:: What the task asks ::
Print the listing that follows, character for character.

:: Material shown ::
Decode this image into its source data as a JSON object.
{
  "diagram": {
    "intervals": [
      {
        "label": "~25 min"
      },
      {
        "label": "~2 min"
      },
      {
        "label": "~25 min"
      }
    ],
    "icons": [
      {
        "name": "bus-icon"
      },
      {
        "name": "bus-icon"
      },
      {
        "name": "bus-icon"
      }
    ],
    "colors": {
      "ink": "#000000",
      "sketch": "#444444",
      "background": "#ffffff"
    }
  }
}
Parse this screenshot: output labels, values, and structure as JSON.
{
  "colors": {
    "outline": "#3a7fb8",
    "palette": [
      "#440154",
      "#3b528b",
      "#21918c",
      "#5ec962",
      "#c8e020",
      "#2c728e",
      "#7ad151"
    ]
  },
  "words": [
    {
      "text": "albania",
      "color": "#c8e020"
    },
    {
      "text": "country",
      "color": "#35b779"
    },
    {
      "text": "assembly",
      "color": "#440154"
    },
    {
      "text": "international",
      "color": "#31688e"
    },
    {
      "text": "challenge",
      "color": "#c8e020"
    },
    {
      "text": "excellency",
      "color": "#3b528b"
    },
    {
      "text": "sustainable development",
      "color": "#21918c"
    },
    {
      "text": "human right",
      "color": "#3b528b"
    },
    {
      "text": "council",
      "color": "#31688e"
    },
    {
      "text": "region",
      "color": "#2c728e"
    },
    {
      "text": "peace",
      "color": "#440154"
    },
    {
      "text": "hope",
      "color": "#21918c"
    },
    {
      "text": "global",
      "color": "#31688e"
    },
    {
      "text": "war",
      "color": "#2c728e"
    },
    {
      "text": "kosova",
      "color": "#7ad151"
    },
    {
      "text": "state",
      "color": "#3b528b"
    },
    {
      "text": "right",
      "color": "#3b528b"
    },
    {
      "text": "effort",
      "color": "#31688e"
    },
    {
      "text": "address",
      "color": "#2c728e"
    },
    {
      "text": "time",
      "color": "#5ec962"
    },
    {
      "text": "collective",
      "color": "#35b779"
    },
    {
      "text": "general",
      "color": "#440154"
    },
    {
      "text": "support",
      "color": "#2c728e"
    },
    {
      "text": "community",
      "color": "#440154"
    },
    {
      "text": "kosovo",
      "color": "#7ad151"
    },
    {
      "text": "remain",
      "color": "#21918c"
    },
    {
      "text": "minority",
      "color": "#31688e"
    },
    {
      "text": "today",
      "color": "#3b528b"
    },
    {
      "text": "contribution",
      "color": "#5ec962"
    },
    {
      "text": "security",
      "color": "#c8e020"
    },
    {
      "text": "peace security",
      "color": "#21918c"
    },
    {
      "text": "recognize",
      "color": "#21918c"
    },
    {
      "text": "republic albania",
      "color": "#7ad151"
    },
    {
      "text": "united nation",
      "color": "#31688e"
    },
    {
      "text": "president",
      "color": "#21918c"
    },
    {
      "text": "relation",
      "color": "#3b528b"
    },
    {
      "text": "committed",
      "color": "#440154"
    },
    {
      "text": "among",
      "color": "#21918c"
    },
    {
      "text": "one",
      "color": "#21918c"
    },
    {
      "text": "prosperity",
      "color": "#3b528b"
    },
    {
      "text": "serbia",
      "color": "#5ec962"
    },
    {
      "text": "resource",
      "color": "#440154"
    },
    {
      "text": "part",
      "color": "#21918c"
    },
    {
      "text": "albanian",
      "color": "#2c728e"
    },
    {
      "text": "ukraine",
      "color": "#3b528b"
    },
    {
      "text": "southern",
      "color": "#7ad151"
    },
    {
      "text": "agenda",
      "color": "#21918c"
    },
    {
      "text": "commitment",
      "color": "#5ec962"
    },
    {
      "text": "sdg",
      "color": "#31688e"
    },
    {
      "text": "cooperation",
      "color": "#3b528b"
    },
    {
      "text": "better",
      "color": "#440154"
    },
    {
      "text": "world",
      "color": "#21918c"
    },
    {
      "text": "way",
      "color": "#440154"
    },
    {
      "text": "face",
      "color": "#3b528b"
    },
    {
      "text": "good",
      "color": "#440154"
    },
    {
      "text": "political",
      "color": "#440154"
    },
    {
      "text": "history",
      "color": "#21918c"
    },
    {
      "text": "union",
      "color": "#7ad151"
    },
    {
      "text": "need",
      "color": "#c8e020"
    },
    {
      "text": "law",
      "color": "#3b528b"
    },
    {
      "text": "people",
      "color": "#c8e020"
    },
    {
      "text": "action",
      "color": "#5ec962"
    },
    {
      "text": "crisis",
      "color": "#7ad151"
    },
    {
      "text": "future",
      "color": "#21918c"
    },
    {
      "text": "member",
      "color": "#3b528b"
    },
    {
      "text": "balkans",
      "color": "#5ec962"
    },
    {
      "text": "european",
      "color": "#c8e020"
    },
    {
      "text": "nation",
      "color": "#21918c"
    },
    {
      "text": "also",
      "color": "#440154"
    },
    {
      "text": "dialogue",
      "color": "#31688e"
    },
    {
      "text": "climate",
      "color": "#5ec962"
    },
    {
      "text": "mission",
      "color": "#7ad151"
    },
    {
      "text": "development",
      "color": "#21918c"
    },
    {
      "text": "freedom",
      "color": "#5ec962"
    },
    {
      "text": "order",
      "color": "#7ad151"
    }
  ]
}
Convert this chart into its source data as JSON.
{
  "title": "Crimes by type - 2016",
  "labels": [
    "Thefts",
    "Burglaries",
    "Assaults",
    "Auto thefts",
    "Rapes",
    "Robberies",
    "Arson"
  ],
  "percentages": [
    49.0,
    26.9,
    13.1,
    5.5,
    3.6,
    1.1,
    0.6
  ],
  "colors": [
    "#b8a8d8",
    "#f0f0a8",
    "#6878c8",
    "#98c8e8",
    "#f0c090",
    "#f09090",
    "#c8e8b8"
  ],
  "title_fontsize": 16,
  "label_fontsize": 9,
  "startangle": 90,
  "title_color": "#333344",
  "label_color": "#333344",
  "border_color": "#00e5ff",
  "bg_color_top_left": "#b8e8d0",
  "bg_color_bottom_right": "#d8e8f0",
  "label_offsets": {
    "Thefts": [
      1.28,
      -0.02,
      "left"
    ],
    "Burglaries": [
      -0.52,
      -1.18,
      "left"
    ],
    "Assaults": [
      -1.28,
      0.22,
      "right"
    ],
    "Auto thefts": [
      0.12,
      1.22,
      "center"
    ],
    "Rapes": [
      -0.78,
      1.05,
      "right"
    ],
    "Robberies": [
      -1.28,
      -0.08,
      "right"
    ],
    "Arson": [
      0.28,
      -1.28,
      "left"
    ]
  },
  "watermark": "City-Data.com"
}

:: Response to this task ::
Decode this image into its source data as a JSON object.
{
  "diagram": {
    "intervals": [
      {
        "label": "~25 min"
      },
      {
        "label": "~2 min"
      },
      {
        "label": "~25 min"
      }
    ],
    "icons": [
      {
        "name": "bus-icon"
      },
      {
        "name": "bus-icon"
      },
      {
        "name": "bus-icon"
      }
    ],
    "colors": {
      "ink": "#000000",
      "sketch": "#444444",
      "background": "#ffffff"
    }
  }
}
Parse this screenshot: output labels, values, and structure as JSON.
{
  "colors": {
    "outline": "#3a7fb8",
    "palette": [
      "#440154",
      "#3b528b",
      "#21918c",
      "#5ec962",
      "#c8e020",
      "#2c728e",
      "#7ad151"
    ]
  },
  "words": [
    {
      "text": "albania",
      "color": "#c8e020"
    },
    {
      "text": "country",
      "color": "#35b779"
    },
    {
      "text": "assembly",
      "color": "#440154"
    },
    {
      "text": "international",
      "color": "#31688e"
    },
    {
      "text": "challenge",
      "color": "#c8e020"
    },
    {
      "text": "excellency",
      "color": "#3b528b"
    },
    {
      "text": "sustainable development",
      "color": "#21918c"
    },
    {
      "text": "human right",
      "color": "#3b528b"
    },
    {
      "text": "council",
      "color": "#31688e"
    },
    {
      "text": "region",
      "color": "#2c728e"
    },
    {
      "text": "peace",
      "color": "#440154"
    },
    {
      "text": "hope",
      "color": "#21918c"
    },
    {
      "text": "global",
      "color": "#31688e"
    },
    {
      "text": "war",
      "color": "#2c728e"
    },
    {
      "text": "kosova",
      "color": "#7ad151"
    },
    {
      "text": "state",
      "color": "#3b528b"
    },
    {
      "text": "right",
      "color": "#3b528b"
    },
    {
      "text": "effort",
      "color": "#31688e"
    },
    {
      "text": "address",
      "color": "#2c728e"
    },
    {
      "text": "time",
      "color": "#5ec962"
    },
    {
      "text": "collective",
      "color": "#35b779"
    },
    {
      "text": "general",
      "color": "#440154"
    },
    {
      "text": "support",
      "color": "#2c728e"
    },
    {
      "text": "community",
      "color": "#440154"
    },
    {
      "text": "kosovo",
      "color": "#7ad151"
    },
    {
      "text": "remain",
      "color": "#21918c"
    },
    {
      "text": "minority",
      "color": "#31688e"
    },
    {
      "text": "today",
      "color": "#3b528b"
    },
    {
      "text": "contribution",
      "color": "#5ec962"
    },
    {
      "text": "security",
      "color": "#c8e020"
    },
    {
      "text": "peace security",
      "color": "#21918c"
    },
    {
      "text": "recognize",
      "color": "#21918c"
    },
    {
      "text": "republic albania",
      "color": "#7ad151"
    },
    {
      "text": "united nation",
      "color": "#31688e"
    },
    {
      "text": "president",
      "color": "#21918c"
    },
    {
      "text": "relation",
      "color": "#3b528b"
    },
    {
      "text": "committed",
      "color": "#440154"
    },
    {
      "text": "among",
      "color": "#21918c"
    },
    {
      "text": "one",
      "color": "#21918c"
    },
    {
      "text": "prosperity",
      "color": "#3b528b"
    },
    {
      "text": "serbia",
      "color": "#5ec962"
    },
    {
      "text": "resource",
      "color": "#440154"
    },
    {
      "text": "part",
      "color": "#21918c"
    },
    {
      "text": "albanian",
      "color": "#2c728e"
    },
    {
      "text": "ukraine",
      "color": "#3b528b"
    },
    {
      "text": "southern",
      "color": "#7ad151"
    },
    {
      "text": "agenda",
      "color": "#21918c"
    },
    {
      "text": "commitment",
      "color": "#5ec962"
    },
    {
      "text": "sdg",
      "color": "#31688e"
    },
    {
      "text": "cooperation",
      "color": "#3b528b"
    },
    {
      "text": "better",
      "color": "#440154"
    },
    {
      "text": "world",
      "color": "#21918c"
    },
    {
      "text": "way",
      "color": "#440154"
    },
    {
      "text": "face",
      "color": "#3b528b"
    },
    {
      "text": "good",
      "color": "#440154"
    },
    {
      "text": "political",
      "color": "#440154"
    },
    {
      "text": "history",
      "color": "#21918c"
    },
    {
      "text": "union",
      "color": "#7ad151"
    },
    {
      "text": "need",
      "color": "#c8e020"
    },
    {
      "text": "law",
      "color": "#3b528b"
    },
    {
      "text": "people",
      "color": "#c8e020"
    },
    {
      "text": "action",
      "color": "#5ec962"
    },
    {
      "text": "crisis",
      "color": "#7ad151"
    },
    {
      "text": "future",
      "color": "#21918c"
    },
    {
      "text": "member",
      "color": "#3b528b"
    },
    {
      "text": "balkans",
      "color": "#5ec962"
    },
    {
      "text": "european",
      "color": "#c8e020"
    },
    {
      "text": "nation",
      "color": "#21918c"
    },
    {
      "text": "also",
      "color": "#440154"
    },
    {
      "text": "dialogue",
      "color": "#31688e"
    },
    {
      "text": "climate",
      "color": "#5ec962"
    },
    {
      "text": "mission",
      "color": "#7ad151"
    },
    {
      "text": "development",
      "color": "#21918c"
    },
    {
      "text": "freedom",
      "color": "#5ec962"
    },
    {
      "text": "order",
      "color": "#7ad151"
    }
  ]
}
Convert this chart into its source data as JSON.
{
  "title": "Crimes by type - 2016",
  "labels": [
    "Thefts",
    "Burglaries",
    "Assaults",
    "Auto thefts",
    "Rapes",
    "Robberies",
    "Arson"
  ],
  "percentages": [
    49.0,
    26.9,
    13.1,
    5.5,
    3.6,
    1.1,
    0.6
  ],
  "colors": [
    "#b8a8d8",
    "#f0f0a8",
    "#6878c8",
    "#98c8e8",
    "#f0c090",
    "#f09090",
    "#c8e8b8"
  ],
  "title_fontsize": 16,
  "label_fontsize": 9,
  "startangle": 90,
  "title_color": "#333344",
  "label_color": "#333344",
  "border_color": "#00e5ff",
  "bg_color_top_left": "#b8e8d0",
  "bg_color_bottom_right": "#d8e8f0",
  "label_offsets": {
    "Thefts": [
      1.28,
      -0.02,
      "left"
    ],
    "Burglaries": [
      -0.52,
      -1.18,
      "left"
    ],
    "Assaults": [
      -1.28,
      0.22,
      "right"
    ],
    "Auto thefts": [
      0.12,
      1.22,
      "center"
    ],
    "Rapes": [
      -0.78,
      1.05,
      "right"
    ],
    "Robberies": [
      -1.28,
      -0.08,
      "right"
    ],
    "Arson": [
      0.28,
      -1.28,
      "left"
    ]
  },
  "watermark": "City-Data.com"
}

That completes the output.